> WHAT IS ASKED
Copy the material below word for word, line by line, and leave out any images.

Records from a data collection
+===+
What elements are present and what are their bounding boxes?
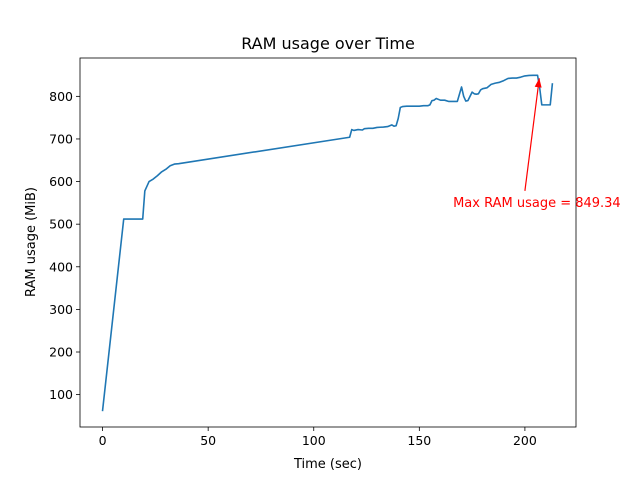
y-tick-label: 400: [49, 259, 73, 274]
x-tick-label: 50: [200, 433, 216, 448]
series-line-0: [101, 74, 554, 412]
axes-frame: [79, 57, 577, 428]
annotation-text: Max RAM usage = 849.34: [453, 196, 621, 211]
x-tick-label: 100: [302, 433, 326, 448]
x-tick-label: 150: [407, 433, 431, 448]
x-axis-label: Time (sec): [293, 457, 362, 472]
y-tick-label: 200: [49, 345, 73, 360]
y-axis-label: RAM usage (MiB): [24, 187, 39, 297]
x-tick-label: 0: [99, 433, 107, 448]
y-tick-label: 600: [49, 174, 73, 189]
annotation-arrow-line: [524, 78, 540, 191]
y-tick-label: 700: [49, 131, 73, 146]
annotation-arrow-head: [534, 78, 542, 88]
y-tick-label: 800: [49, 89, 73, 104]
y-tick-label: 500: [49, 217, 73, 232]
y-tick-label: 100: [49, 387, 73, 402]
x-tick-label: 200: [513, 433, 537, 448]
y-tick-label: 300: [49, 302, 73, 317]
plot-area: 0 50 100 150 200 100 200 300 400 500 600 700 800 Max …: [49, 57, 621, 448]
chart-title: RAM usage over Time: [241, 34, 415, 53]
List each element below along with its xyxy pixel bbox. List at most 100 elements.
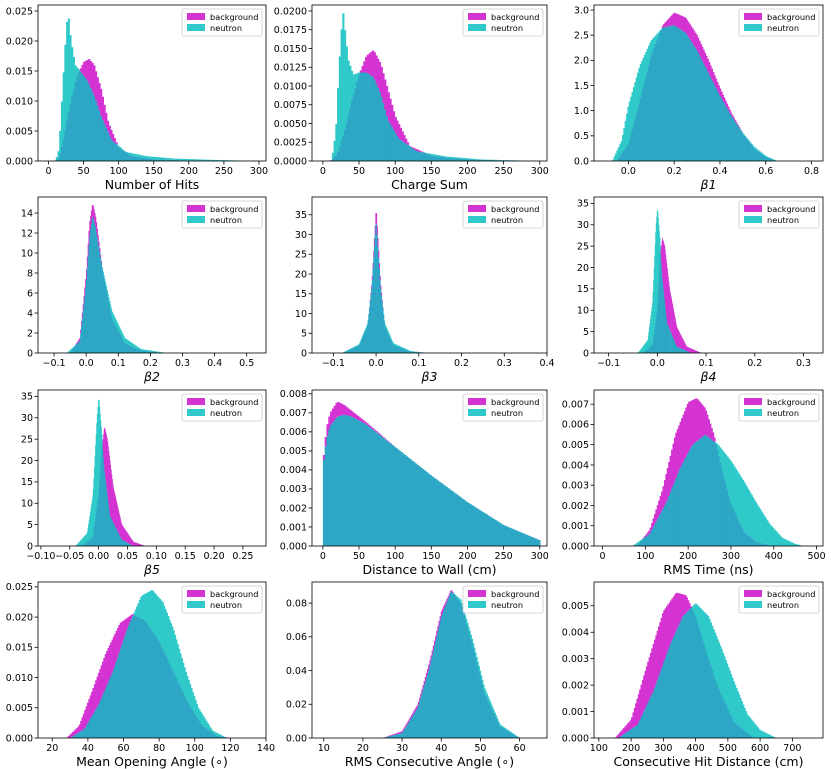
overlap-bin [377,246,379,353]
neutron-bin [131,343,133,347]
overlap-bin [131,545,133,546]
background-bin [629,720,632,730]
overlap-bin [723,103,726,161]
overlap-bin [651,345,653,353]
neutron-bin [795,544,797,546]
overlap-bin [654,330,656,353]
x-tick-label: 120 [221,743,239,754]
overlap-bin [125,152,128,161]
overlap-bin [623,734,625,738]
overlap-bin [165,159,168,161]
background-bin [686,346,688,352]
overlap-bin [639,97,642,161]
overlap-bin [417,465,420,546]
overlap-bin [473,506,476,546]
overlap-bin [410,351,413,353]
neutron-bin [616,150,619,161]
neutron-bin [142,594,145,620]
overlap-bin [636,545,639,546]
background-bin [668,17,671,27]
background-bin [388,735,390,737]
background-bin [698,351,699,353]
background-bin [141,545,143,546]
background-bin [83,61,86,77]
overlap-bin [151,351,153,353]
overlap-bin [389,736,391,738]
overlap-bin [128,344,130,353]
neutron-bin [459,157,462,159]
neutron-bin [759,151,762,153]
overlap-bin [472,648,475,738]
neutron-bin [741,701,743,729]
overlap-bin [656,680,659,738]
background-bin [431,650,434,656]
overlap-bin [670,25,672,162]
neutron-bin [469,630,471,636]
overlap-bin [356,81,359,161]
background-bin [627,723,629,732]
overlap-bin [415,351,418,353]
background-bin [659,496,662,514]
neutron-bin [173,630,175,673]
neutron-bin [190,687,193,708]
overlap-bin [415,151,418,161]
neutron-bin [726,456,729,490]
neutron-bin [496,718,499,721]
background-bin [651,648,653,695]
neutron-bin [79,541,81,546]
neutron-bin [398,345,400,348]
background-bin [433,640,436,646]
neutron-bin [206,159,209,161]
overlap-bin [718,455,720,546]
overlap-bin [727,110,730,161]
overlap-bin [648,65,650,161]
overlap-bin [663,27,665,161]
overlap-bin [398,347,400,353]
overlap-bin [505,526,508,546]
overlap-bin [638,103,641,161]
background-bin [664,22,667,28]
overlap-bin [741,728,743,738]
overlap-bin [731,117,734,161]
overlap-bin [119,536,121,546]
neutron-bin [471,158,474,160]
overlap-bin [702,436,705,546]
neutron-bin [358,344,360,346]
overlap-bin [157,352,159,353]
background-bin [675,592,678,632]
subplot-2: 0 50 100 150 200 250 3000.00000.00250.00500.00… [274,4,549,192]
neutron-bin [762,731,765,738]
background-bin [117,507,119,532]
neutron-bin [466,158,469,160]
neutron-bin [642,346,644,353]
overlap-bin [129,345,131,353]
background-bin [115,497,117,528]
x-tick-label: 40 [82,743,94,754]
overlap-bin [690,41,693,161]
overlap-bin [753,148,756,161]
legend-label-neutron: neutron [767,23,799,33]
neutron-bin [715,443,718,444]
overlap-bin [653,337,655,353]
overlap-bin [683,349,685,353]
background-bin [689,401,692,449]
overlap-bin [671,25,674,161]
neutron-bin [162,602,164,650]
neutron-bin [119,147,122,149]
overlap-bin [377,433,380,546]
neutron-bin [760,152,763,154]
overlap-bin [657,676,660,738]
overlap-bin [755,541,758,546]
overlap-bin [653,687,656,738]
neutron-bin [351,70,354,101]
overlap-bin [391,126,394,161]
overlap-bin [77,732,80,738]
neutron-bin [792,542,795,546]
background-bin [734,120,737,122]
overlap-bin [326,436,329,546]
neutron-bin [643,345,645,352]
overlap-bin [211,732,213,738]
neutron-bin [751,143,753,146]
overlap-bin [90,223,93,353]
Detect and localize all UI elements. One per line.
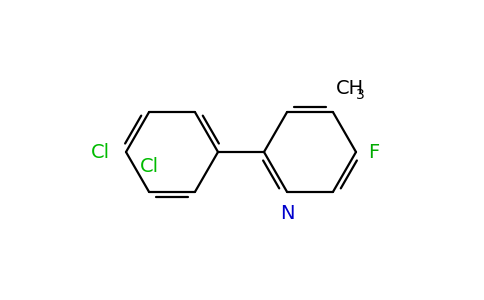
+===+
> RESPONSE TO THE EXERCISE
What elements are present and what are their bounding boxes?
y-tick-label: 400: [49, 259, 73, 274]
x-tick-label: 50: [200, 433, 216, 448]
series-line-0: [101, 74, 554, 412]
axes-frame: [79, 57, 577, 428]
annotation-text: Max RAM usage = 849.34: [453, 196, 621, 211]
x-tick-label: 100: [302, 433, 326, 448]
x-tick-label: 150: [407, 433, 431, 448]
x-axis-label: Time (sec): [293, 457, 362, 472]
y-tick-label: 200: [49, 345, 73, 360]
y-axis-label: RAM usage (MiB): [24, 187, 39, 297]
x-tick-label: 0: [99, 433, 107, 448]
y-tick-label: 600: [49, 174, 73, 189]
annotation-arrow-line: [524, 78, 540, 191]
y-tick-label: 700: [49, 131, 73, 146]
annotation-arrow-head: [534, 78, 542, 88]
y-tick-label: 800: [49, 89, 73, 104]
y-tick-label: 500: [49, 217, 73, 232]
y-tick-label: 100: [49, 387, 73, 402]
x-tick-label: 200: [513, 433, 537, 448]
y-tick-label: 300: [49, 302, 73, 317]
plot-area: 0 50 100 150 200 100 200 300 400 500 600 700 800 Max …: [49, 57, 621, 448]
chart-title: RAM usage over Time: [241, 34, 415, 53]
List each element below along with its xyxy pixel bbox. List at most 100 elements.
overlap-bin [377,246,379,353]
neutron-bin [131,343,133,347]
overlap-bin [131,545,133,546]
background-bin [629,720,632,730]
overlap-bin [723,103,726,161]
overlap-bin [651,345,653,353]
neutron-bin [795,544,797,546]
overlap-bin [654,330,656,353]
x-tick-label: 120 [221,743,239,754]
overlap-bin [125,152,128,161]
overlap-bin [623,734,625,738]
overlap-bin [165,159,168,161]
background-bin [686,346,688,352]
overlap-bin [639,97,642,161]
overlap-bin [417,465,420,546]
overlap-bin [473,506,476,546]
overlap-bin [410,351,413,353]
neutron-bin [616,150,619,161]
neutron-bin [142,594,145,620]
overlap-bin [636,545,639,546]
background-bin [668,17,671,27]
background-bin [388,735,390,737]
background-bin [698,351,699,353]
background-bin [141,545,143,546]
background-bin [83,61,86,77]
overlap-bin [151,351,153,353]
overlap-bin [389,736,391,738]
overlap-bin [128,344,130,353]
neutron-bin [459,157,462,159]
neutron-bin [759,151,762,153]
overlap-bin [472,648,475,738]
neutron-bin [741,701,743,729]
overlap-bin [656,680,659,738]
background-bin [431,650,434,656]
overlap-bin [670,25,672,162]
neutron-bin [469,630,471,636]
overlap-bin [356,81,359,161]
background-bin [627,723,629,732]
overlap-bin [415,351,418,353]
background-bin [659,496,662,514]
neutron-bin [173,630,175,673]
neutron-bin [190,687,193,708]
overlap-bin [415,151,418,161]
neutron-bin [726,456,729,490]
neutron-bin [496,718,499,721]
background-bin [651,648,653,695]
neutron-bin [79,541,81,546]
neutron-bin [398,345,400,348]
background-bin [433,640,436,646]
neutron-bin [206,159,209,161]
overlap-bin [718,455,720,546]
overlap-bin [727,110,730,161]
overlap-bin [648,65,650,161]
overlap-bin [663,27,665,161]
overlap-bin [398,347,400,353]
overlap-bin [505,526,508,546]
overlap-bin [638,103,641,161]
background-bin [664,22,667,28]
overlap-bin [741,728,743,738]
overlap-bin [731,117,734,161]
overlap-bin [119,536,121,546]
neutron-bin [471,158,474,160]
overlap-bin [702,436,705,546]
neutron-bin [358,344,360,346]
overlap-bin [157,352,159,353]
background-bin [675,592,678,632]
subplot-2: 0 50 100 150 200 250 3000.00000.00250.00500.00… [274,4,549,192]
neutron-bin [762,731,765,738]
background-bin [117,507,119,532]
neutron-bin [466,158,469,160]
neutron-bin [642,346,644,353]
overlap-bin [129,345,131,353]
background-bin [115,497,117,528]
x-tick-label: 40 [82,743,94,754]
overlap-bin [690,41,693,161]
overlap-bin [753,148,756,161]
legend-label-neutron: neutron [767,23,799,33]
neutron-bin [715,443,718,444]
overlap-bin [653,337,655,353]
overlap-bin [683,349,685,353]
background-bin [689,401,692,449]
overlap-bin [671,25,674,161]
neutron-bin [162,602,164,650]
neutron-bin [119,147,122,149]
overlap-bin [377,433,380,546]
neutron-bin [760,152,763,154]
overlap-bin [657,676,660,738]
overlap-bin [755,541,758,546]
overlap-bin [653,687,656,738]
neutron-bin [351,70,354,101]
overlap-bin [391,126,394,161]
overlap-bin [77,732,80,738]
neutron-bin [792,542,795,546]
background-bin [734,120,737,122]
overlap-bin [326,436,329,546]
neutron-bin [643,345,645,352]
overlap-bin [211,732,213,738]
neutron-bin [751,143,753,146]
overlap-bin [90,223,93,353]
Detect and localize all UI elements. One per line.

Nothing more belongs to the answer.